# Task instructions
Reproduce all of the data that follows, character for character.
***** Given records
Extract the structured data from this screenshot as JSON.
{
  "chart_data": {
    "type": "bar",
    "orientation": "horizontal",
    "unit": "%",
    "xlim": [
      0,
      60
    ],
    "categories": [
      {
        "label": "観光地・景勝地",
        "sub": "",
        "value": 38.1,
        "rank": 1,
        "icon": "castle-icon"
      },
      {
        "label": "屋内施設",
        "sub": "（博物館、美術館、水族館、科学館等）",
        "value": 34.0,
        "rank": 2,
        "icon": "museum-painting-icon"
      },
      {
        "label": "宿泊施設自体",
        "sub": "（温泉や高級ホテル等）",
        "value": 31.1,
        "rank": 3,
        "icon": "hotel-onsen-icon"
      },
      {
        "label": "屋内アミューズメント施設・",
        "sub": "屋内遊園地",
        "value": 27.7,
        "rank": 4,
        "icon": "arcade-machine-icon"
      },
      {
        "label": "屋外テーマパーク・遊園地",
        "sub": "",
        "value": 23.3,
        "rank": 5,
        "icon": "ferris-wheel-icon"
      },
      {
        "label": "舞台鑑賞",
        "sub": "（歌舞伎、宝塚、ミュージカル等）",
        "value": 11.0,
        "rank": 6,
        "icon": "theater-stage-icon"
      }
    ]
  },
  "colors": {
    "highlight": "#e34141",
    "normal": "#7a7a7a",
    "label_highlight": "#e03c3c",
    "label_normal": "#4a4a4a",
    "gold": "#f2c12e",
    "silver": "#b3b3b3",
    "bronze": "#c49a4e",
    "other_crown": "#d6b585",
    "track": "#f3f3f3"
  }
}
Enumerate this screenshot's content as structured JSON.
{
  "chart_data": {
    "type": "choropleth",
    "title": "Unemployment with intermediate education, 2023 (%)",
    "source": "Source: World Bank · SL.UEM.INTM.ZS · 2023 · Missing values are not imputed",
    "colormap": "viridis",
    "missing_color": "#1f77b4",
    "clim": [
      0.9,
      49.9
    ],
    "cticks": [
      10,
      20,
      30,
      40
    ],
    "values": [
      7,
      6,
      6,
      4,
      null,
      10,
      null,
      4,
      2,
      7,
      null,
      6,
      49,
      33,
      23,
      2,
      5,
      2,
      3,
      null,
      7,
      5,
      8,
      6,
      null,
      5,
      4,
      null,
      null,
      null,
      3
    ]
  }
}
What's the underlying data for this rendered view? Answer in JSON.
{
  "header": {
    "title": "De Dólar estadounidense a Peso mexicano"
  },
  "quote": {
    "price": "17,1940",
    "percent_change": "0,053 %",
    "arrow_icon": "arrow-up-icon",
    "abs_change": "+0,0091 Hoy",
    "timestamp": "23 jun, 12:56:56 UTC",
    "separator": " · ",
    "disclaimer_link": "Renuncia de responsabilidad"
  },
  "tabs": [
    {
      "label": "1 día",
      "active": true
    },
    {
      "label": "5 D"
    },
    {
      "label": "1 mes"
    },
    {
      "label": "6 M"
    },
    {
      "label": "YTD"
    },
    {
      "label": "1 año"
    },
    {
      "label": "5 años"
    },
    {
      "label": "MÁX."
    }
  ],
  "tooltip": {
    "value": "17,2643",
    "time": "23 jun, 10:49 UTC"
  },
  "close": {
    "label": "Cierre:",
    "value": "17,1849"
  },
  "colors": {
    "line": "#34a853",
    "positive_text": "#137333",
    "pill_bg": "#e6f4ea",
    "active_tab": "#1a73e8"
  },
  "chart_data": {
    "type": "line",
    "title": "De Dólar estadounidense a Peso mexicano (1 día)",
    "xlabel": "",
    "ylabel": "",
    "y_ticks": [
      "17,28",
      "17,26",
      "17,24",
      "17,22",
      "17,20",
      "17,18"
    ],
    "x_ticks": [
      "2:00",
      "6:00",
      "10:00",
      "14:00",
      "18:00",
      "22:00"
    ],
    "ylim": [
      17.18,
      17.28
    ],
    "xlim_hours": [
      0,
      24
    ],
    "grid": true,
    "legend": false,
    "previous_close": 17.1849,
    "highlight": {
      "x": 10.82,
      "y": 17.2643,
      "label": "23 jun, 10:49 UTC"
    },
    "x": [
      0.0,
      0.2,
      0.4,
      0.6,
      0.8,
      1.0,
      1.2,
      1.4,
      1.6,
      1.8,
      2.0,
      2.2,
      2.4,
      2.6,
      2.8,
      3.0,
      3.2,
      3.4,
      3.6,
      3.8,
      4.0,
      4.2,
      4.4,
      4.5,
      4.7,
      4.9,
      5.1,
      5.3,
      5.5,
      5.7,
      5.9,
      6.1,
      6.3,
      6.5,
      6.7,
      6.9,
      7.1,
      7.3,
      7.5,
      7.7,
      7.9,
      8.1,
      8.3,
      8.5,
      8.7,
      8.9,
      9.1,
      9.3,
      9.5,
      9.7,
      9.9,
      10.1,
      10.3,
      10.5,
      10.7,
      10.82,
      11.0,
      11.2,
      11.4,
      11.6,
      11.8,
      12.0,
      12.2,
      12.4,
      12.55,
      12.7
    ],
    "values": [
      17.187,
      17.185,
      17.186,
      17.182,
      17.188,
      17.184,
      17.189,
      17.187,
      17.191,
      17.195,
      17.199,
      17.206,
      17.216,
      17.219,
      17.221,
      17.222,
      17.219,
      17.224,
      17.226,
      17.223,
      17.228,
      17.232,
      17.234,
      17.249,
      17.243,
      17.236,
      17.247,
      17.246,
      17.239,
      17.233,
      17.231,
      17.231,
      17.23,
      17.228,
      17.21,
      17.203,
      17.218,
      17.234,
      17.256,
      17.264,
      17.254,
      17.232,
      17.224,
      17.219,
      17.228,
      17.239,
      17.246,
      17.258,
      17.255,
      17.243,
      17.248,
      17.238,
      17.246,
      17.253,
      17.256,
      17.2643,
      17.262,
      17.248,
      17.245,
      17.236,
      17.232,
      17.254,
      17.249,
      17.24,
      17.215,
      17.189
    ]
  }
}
**********
# Written response
Extract the structured data from this screenshot as JSON.
{
  "chart_data": {
    "type": "bar",
    "orientation": "horizontal",
    "unit": "%",
    "xlim": [
      0,
      60
    ],
    "categories": [
      {
        "label": "観光地・景勝地",
        "sub": "",
        "value": 38.1,
        "rank": 1,
        "icon": "castle-icon"
      },
      {
        "label": "屋内施設",
        "sub": "（博物館、美術館、水族館、科学館等）",
        "value": 34.0,
        "rank": 2,
        "icon": "museum-painting-icon"
      },
      {
        "label": "宿泊施設自体",
        "sub": "（温泉や高級ホテル等）",
        "value": 31.1,
        "rank": 3,
        "icon": "hotel-onsen-icon"
      },
      {
        "label": "屋内アミューズメント施設・",
        "sub": "屋内遊園地",
        "value": 27.7,
        "rank": 4,
        "icon": "arcade-machine-icon"
      },
      {
        "label": "屋外テーマパーク・遊園地",
        "sub": "",
        "value": 23.3,
        "rank": 5,
        "icon": "ferris-wheel-icon"
      },
      {
        "label": "舞台鑑賞",
        "sub": "（歌舞伎、宝塚、ミュージカル等）",
        "value": 11.0,
        "rank": 6,
        "icon": "theater-stage-icon"
      }
    ]
  },
  "colors": {
    "highlight": "#e34141",
    "normal": "#7a7a7a",
    "label_highlight": "#e03c3c",
    "label_normal": "#4a4a4a",
    "gold": "#f2c12e",
    "silver": "#b3b3b3",
    "bronze": "#c49a4e",
    "other_crown": "#d6b585",
    "track": "#f3f3f3"
  }
}
Enumerate this screenshot's content as structured JSON.
{
  "chart_data": {
    "type": "choropleth",
    "title": "Unemployment with intermediate education, 2023 (%)",
    "source": "Source: World Bank · SL.UEM.INTM.ZS · 2023 · Missing values are not imputed",
    "colormap": "viridis",
    "missing_color": "#1f77b4",
    "clim": [
      0.9,
      49.9
    ],
    "cticks": [
      10,
      20,
      30,
      40
    ],
    "values": [
      7,
      6,
      6,
      4,
      null,
      10,
      null,
      4,
      2,
      7,
      null,
      6,
      49,
      33,
      23,
      2,
      5,
      2,
      3,
      null,
      7,
      5,
      8,
      6,
      null,
      5,
      4,
      null,
      null,
      null,
      3
    ]
  }
}
What's the underlying data for this rendered view? Answer in JSON.
{
  "header": {
    "title": "De Dólar estadounidense a Peso mexicano"
  },
  "quote": {
    "price": "17,1940",
    "percent_change": "0,053 %",
    "arrow_icon": "arrow-up-icon",
    "abs_change": "+0,0091 Hoy",
    "timestamp": "23 jun, 12:56:56 UTC",
    "separator": " · ",
    "disclaimer_link": "Renuncia de responsabilidad"
  },
  "tabs": [
    {
      "label": "1 día",
      "active": true
    },
    {
      "label": "5 D"
    },
    {
      "label": "1 mes"
    },
    {
      "label": "6 M"
    },
    {
      "label": "YTD"
    },
    {
      "label": "1 año"
    },
    {
      "label": "5 años"
    },
    {
      "label": "MÁX."
    }
  ],
  "tooltip": {
    "value": "17,2643",
    "time": "23 jun, 10:49 UTC"
  },
  "close": {
    "label": "Cierre:",
    "value": "17,1849"
  },
  "colors": {
    "line": "#34a853",
    "positive_text": "#137333",
    "pill_bg": "#e6f4ea",
    "active_tab": "#1a73e8"
  },
  "chart_data": {
    "type": "line",
    "title": "De Dólar estadounidense a Peso mexicano (1 día)",
    "xlabel": "",
    "ylabel": "",
    "y_ticks": [
      "17,28",
      "17,26",
      "17,24",
      "17,22",
      "17,20",
      "17,18"
    ],
    "x_ticks": [
      "2:00",
      "6:00",
      "10:00",
      "14:00",
      "18:00",
      "22:00"
    ],
    "ylim": [
      17.18,
      17.28
    ],
    "xlim_hours": [
      0,
      24
    ],
    "grid": true,
    "legend": false,
    "previous_close": 17.1849,
    "highlight": {
      "x": 10.82,
      "y": 17.2643,
      "label": "23 jun, 10:49 UTC"
    },
    "x": [
      0.0,
      0.2,
      0.4,
      0.6,
      0.8,
      1.0,
      1.2,
      1.4,
      1.6,
      1.8,
      2.0,
      2.2,
      2.4,
      2.6,
      2.8,
      3.0,
      3.2,
      3.4,
      3.6,
      3.8,
      4.0,
      4.2,
      4.4,
      4.5,
      4.7,
      4.9,
      5.1,
      5.3,
      5.5,
      5.7,
      5.9,
      6.1,
      6.3,
      6.5,
      6.7,
      6.9,
      7.1,
      7.3,
      7.5,
      7.7,
      7.9,
      8.1,
      8.3,
      8.5,
      8.7,
      8.9,
      9.1,
      9.3,
      9.5,
      9.7,
      9.9,
      10.1,
      10.3,
      10.5,
      10.7,
      10.82,
      11.0,
      11.2,
      11.4,
      11.6,
      11.8,
      12.0,
      12.2,
      12.4,
      12.55,
      12.7
    ],
    "values": [
      17.187,
      17.185,
      17.186,
      17.182,
      17.188,
      17.184,
      17.189,
      17.187,
      17.191,
      17.195,
      17.199,
      17.206,
      17.216,
      17.219,
      17.221,
      17.222,
      17.219,
      17.224,
      17.226,
      17.223,
      17.228,
      17.232,
      17.234,
      17.249,
      17.243,
      17.236,
      17.247,
      17.246,
      17.239,
      17.233,
      17.231,
      17.231,
      17.23,
      17.228,
      17.21,
      17.203,
      17.218,
      17.234,
      17.256,
      17.264,
      17.254,
      17.232,
      17.224,
      17.219,
      17.228,
      17.239,
      17.246,
      17.258,
      17.255,
      17.243,
      17.248,
      17.238,
      17.246,
      17.253,
      17.256,
      17.2643,
      17.262,
      17.248,
      17.245,
      17.236,
      17.232,
      17.254,
      17.249,
      17.24,
      17.215,
      17.189
    ]
  }
}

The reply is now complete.